*REQUIREMENT*
Return all the entries exactly, keeping pictures out.

*RECORDS FOR THE TASK*
■ ■ ■

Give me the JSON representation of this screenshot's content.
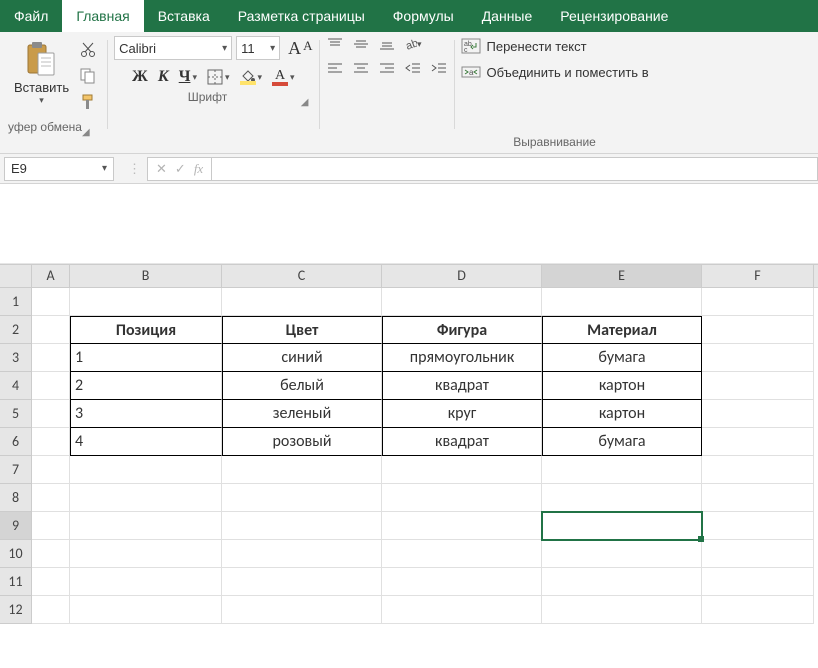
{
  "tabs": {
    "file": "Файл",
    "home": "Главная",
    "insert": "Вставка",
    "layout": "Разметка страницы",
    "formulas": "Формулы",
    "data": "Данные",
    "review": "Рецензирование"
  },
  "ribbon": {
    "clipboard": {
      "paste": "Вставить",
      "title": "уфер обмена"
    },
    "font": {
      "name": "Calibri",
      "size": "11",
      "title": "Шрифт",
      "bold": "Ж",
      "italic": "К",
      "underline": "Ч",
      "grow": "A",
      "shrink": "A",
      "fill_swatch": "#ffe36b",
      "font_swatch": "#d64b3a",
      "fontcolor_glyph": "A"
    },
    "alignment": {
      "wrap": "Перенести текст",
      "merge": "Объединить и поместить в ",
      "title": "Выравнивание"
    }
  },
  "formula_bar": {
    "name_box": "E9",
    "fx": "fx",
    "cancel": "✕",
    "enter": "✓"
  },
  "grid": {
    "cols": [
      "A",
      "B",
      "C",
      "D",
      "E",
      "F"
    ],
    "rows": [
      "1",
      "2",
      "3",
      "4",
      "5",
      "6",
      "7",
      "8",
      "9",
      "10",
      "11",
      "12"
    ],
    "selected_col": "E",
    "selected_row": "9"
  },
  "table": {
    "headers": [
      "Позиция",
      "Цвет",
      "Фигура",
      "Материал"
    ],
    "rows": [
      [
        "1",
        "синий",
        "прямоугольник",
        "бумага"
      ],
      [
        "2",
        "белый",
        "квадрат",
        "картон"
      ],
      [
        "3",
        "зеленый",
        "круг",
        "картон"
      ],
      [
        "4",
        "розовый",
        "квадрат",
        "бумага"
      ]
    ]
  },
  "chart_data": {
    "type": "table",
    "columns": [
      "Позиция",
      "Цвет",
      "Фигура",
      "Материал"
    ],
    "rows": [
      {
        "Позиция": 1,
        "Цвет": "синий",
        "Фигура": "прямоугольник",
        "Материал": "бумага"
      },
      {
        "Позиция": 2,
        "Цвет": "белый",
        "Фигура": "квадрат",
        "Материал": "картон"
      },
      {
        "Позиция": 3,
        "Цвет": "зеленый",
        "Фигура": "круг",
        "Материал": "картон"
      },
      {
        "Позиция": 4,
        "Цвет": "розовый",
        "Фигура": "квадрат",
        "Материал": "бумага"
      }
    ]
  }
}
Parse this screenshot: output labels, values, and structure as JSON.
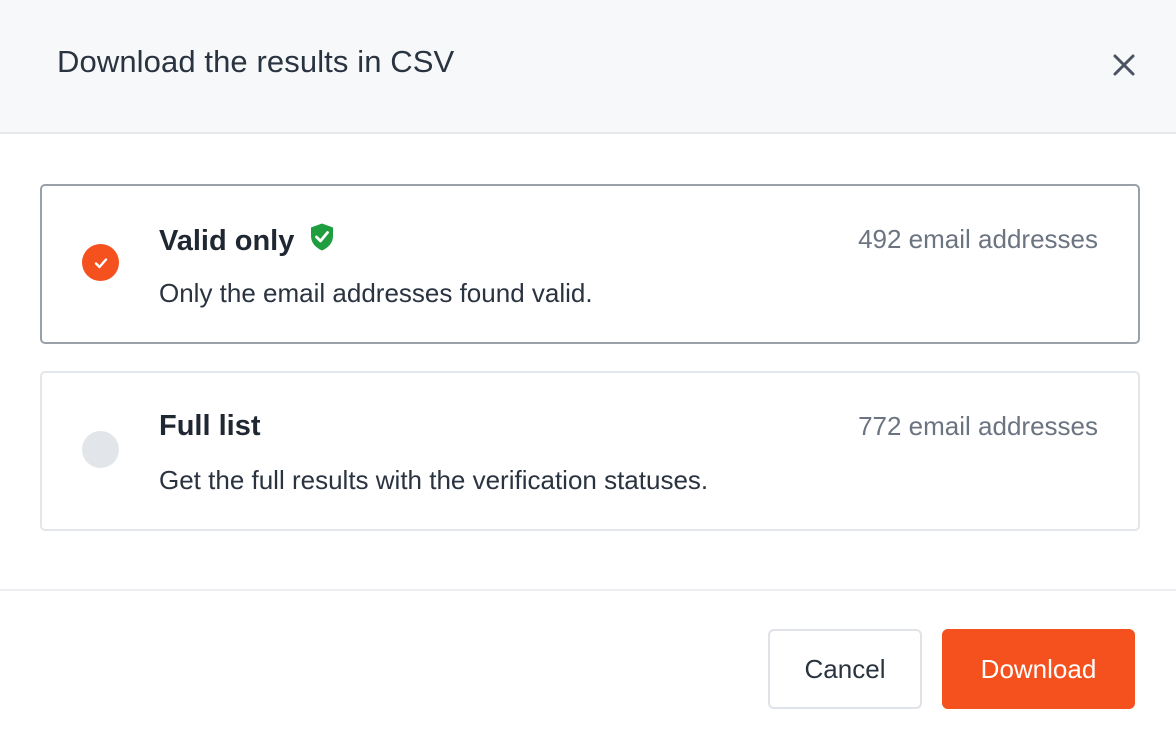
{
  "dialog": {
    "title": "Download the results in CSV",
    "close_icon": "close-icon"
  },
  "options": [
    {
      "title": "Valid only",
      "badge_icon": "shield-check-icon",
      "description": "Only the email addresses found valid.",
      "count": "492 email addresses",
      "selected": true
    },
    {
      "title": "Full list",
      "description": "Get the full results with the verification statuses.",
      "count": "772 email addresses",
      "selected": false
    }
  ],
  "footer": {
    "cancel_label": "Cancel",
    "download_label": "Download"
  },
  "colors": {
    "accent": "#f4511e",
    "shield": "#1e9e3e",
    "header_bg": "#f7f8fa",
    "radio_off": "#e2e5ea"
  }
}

■ ■ ■

*EXERCISE RESPONSE*
Give me the JSON representation of this screenshot's content.
{
  "tabs": {
    "file": "Файл",
    "home": "Главная",
    "insert": "Вставка",
    "layout": "Разметка страницы",
    "formulas": "Формулы",
    "data": "Данные",
    "review": "Рецензирование"
  },
  "ribbon": {
    "clipboard": {
      "paste": "Вставить",
      "title": "уфер обмена"
    },
    "font": {
      "name": "Calibri",
      "size": "11",
      "title": "Шрифт",
      "bold": "Ж",
      "italic": "К",
      "underline": "Ч",
      "grow": "A",
      "shrink": "A",
      "fill_swatch": "#ffe36b",
      "font_swatch": "#d64b3a",
      "fontcolor_glyph": "A"
    },
    "alignment": {
      "wrap": "Перенести текст",
      "merge": "Объединить и поместить в ",
      "title": "Выравнивание"
    }
  },
  "formula_bar": {
    "name_box": "E9",
    "fx": "fx",
    "cancel": "✕",
    "enter": "✓"
  },
  "grid": {
    "cols": [
      "A",
      "B",
      "C",
      "D",
      "E",
      "F"
    ],
    "rows": [
      "1",
      "2",
      "3",
      "4",
      "5",
      "6",
      "7",
      "8",
      "9",
      "10",
      "11",
      "12"
    ],
    "selected_col": "E",
    "selected_row": "9"
  },
  "table": {
    "headers": [
      "Позиция",
      "Цвет",
      "Фигура",
      "Материал"
    ],
    "rows": [
      [
        "1",
        "синий",
        "прямоугольник",
        "бумага"
      ],
      [
        "2",
        "белый",
        "квадрат",
        "картон"
      ],
      [
        "3",
        "зеленый",
        "круг",
        "картон"
      ],
      [
        "4",
        "розовый",
        "квадрат",
        "бумага"
      ]
    ]
  },
  "chart_data": {
    "type": "table",
    "columns": [
      "Позиция",
      "Цвет",
      "Фигура",
      "Материал"
    ],
    "rows": [
      {
        "Позиция": 1,
        "Цвет": "синий",
        "Фигура": "прямоугольник",
        "Материал": "бумага"
      },
      {
        "Позиция": 2,
        "Цвет": "белый",
        "Фигура": "квадрат",
        "Материал": "картон"
      },
      {
        "Позиция": 3,
        "Цвет": "зеленый",
        "Фигура": "круг",
        "Материал": "картон"
      },
      {
        "Позиция": 4,
        "Цвет": "розовый",
        "Фигура": "квадрат",
        "Материал": "бумага"
      }
    ]
  }
}
Parse this screenshot: output labels, values, and structure as JSON.
{
  "dialog": {
    "title": "Download the results in CSV",
    "close_icon": "close-icon"
  },
  "options": [
    {
      "title": "Valid only",
      "badge_icon": "shield-check-icon",
      "description": "Only the email addresses found valid.",
      "count": "492 email addresses",
      "selected": true
    },
    {
      "title": "Full list",
      "description": "Get the full results with the verification statuses.",
      "count": "772 email addresses",
      "selected": false
    }
  ],
  "footer": {
    "cancel_label": "Cancel",
    "download_label": "Download"
  },
  "colors": {
    "accent": "#f4511e",
    "shield": "#1e9e3e",
    "header_bg": "#f7f8fa",
    "radio_off": "#e2e5ea"
  }
}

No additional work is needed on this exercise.